##### PROVIDED RECORDS #####

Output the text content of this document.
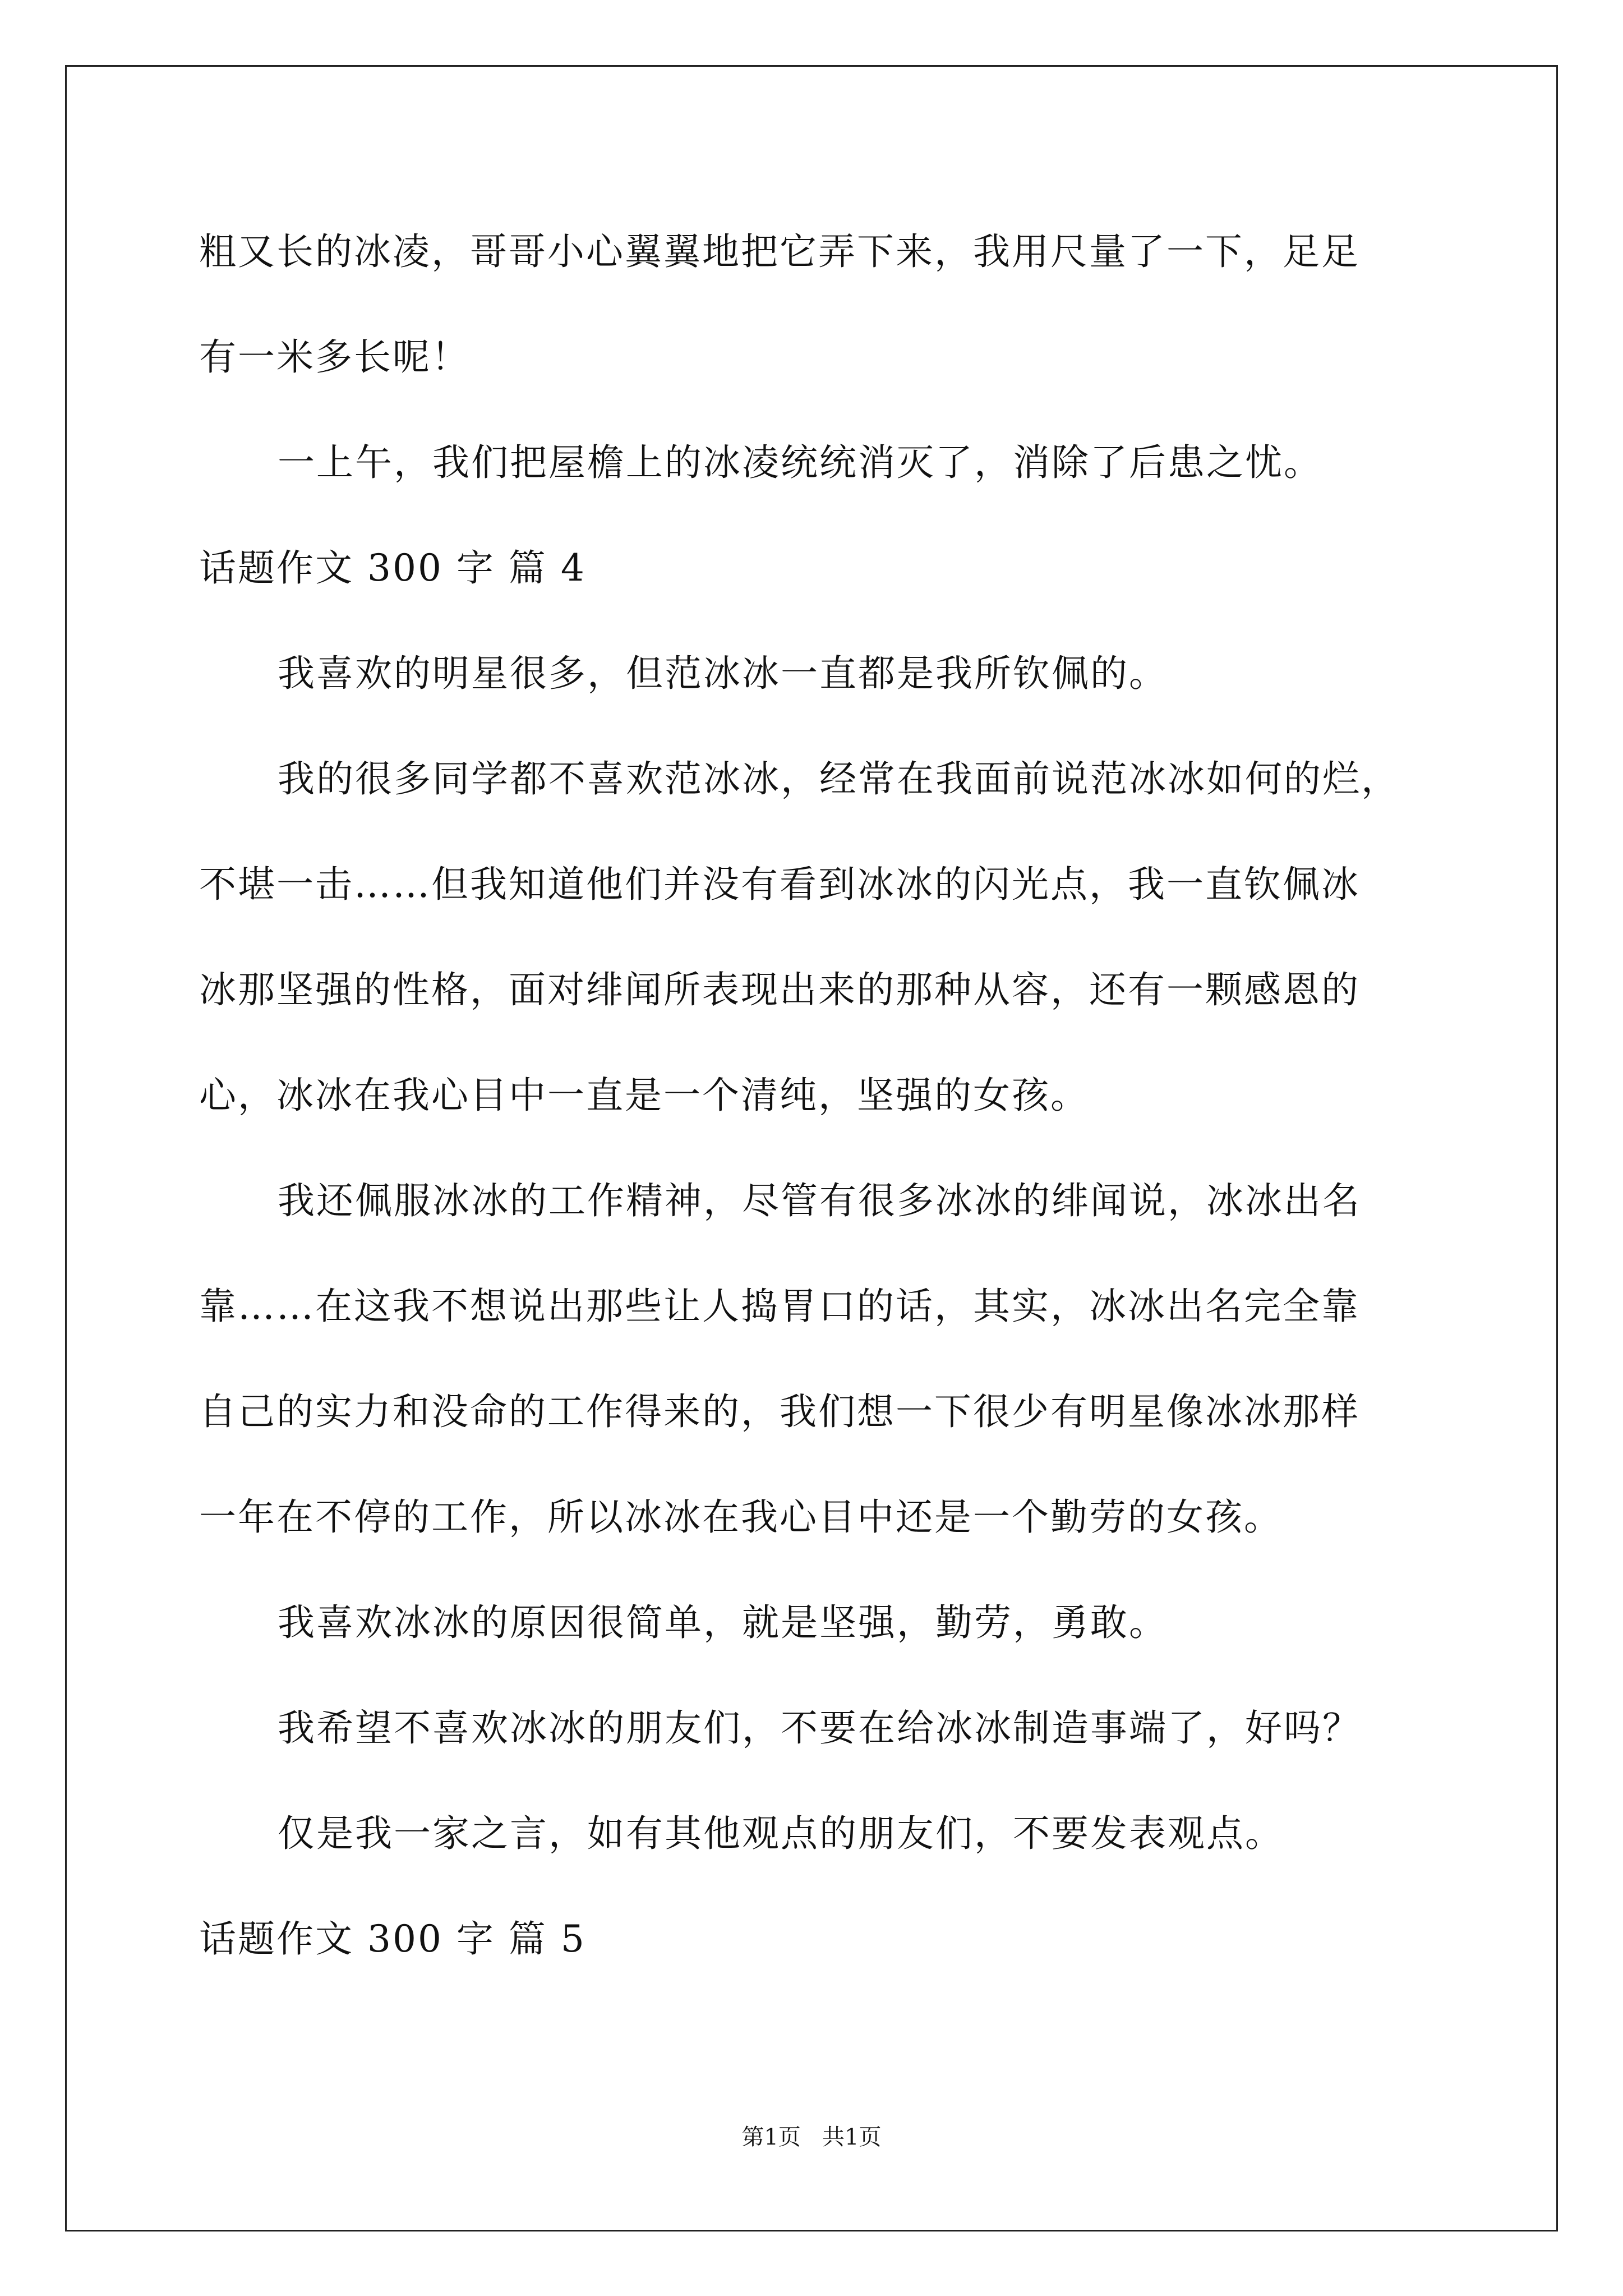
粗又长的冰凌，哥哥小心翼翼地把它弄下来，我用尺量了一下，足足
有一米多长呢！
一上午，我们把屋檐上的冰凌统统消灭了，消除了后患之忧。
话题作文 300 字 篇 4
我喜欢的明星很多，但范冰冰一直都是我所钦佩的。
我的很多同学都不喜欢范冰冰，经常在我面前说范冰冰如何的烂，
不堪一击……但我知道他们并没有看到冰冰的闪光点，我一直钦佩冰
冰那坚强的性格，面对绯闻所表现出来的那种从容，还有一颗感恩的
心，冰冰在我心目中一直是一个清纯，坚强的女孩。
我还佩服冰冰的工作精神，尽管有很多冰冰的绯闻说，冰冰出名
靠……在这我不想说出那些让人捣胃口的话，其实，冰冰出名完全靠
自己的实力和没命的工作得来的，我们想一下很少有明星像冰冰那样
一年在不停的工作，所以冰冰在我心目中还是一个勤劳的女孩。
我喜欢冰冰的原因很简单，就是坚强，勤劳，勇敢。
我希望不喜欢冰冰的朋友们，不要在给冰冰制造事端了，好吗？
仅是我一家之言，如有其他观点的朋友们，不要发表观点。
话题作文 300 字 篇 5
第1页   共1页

#####

WHAT TO DO: Write out the records above exactly as they stand, leaving out every picture.

COMPLETE ANSWER:
Output the text content of this document.
粗又长的冰凌，哥哥小心翼翼地把它弄下来，我用尺量了一下，足足
有一米多长呢！
一上午，我们把屋檐上的冰凌统统消灭了，消除了后患之忧。
话题作文 300 字 篇 4
我喜欢的明星很多，但范冰冰一直都是我所钦佩的。
我的很多同学都不喜欢范冰冰，经常在我面前说范冰冰如何的烂，
不堪一击……但我知道他们并没有看到冰冰的闪光点，我一直钦佩冰
冰那坚强的性格，面对绯闻所表现出来的那种从容，还有一颗感恩的
心，冰冰在我心目中一直是一个清纯，坚强的女孩。
我还佩服冰冰的工作精神，尽管有很多冰冰的绯闻说，冰冰出名
靠……在这我不想说出那些让人捣胃口的话，其实，冰冰出名完全靠
自己的实力和没命的工作得来的，我们想一下很少有明星像冰冰那样
一年在不停的工作，所以冰冰在我心目中还是一个勤劳的女孩。
我喜欢冰冰的原因很简单，就是坚强，勤劳，勇敢。
我希望不喜欢冰冰的朋友们，不要在给冰冰制造事端了，好吗？
仅是我一家之言，如有其他观点的朋友们，不要发表观点。
话题作文 300 字 篇 5
第1页   共1页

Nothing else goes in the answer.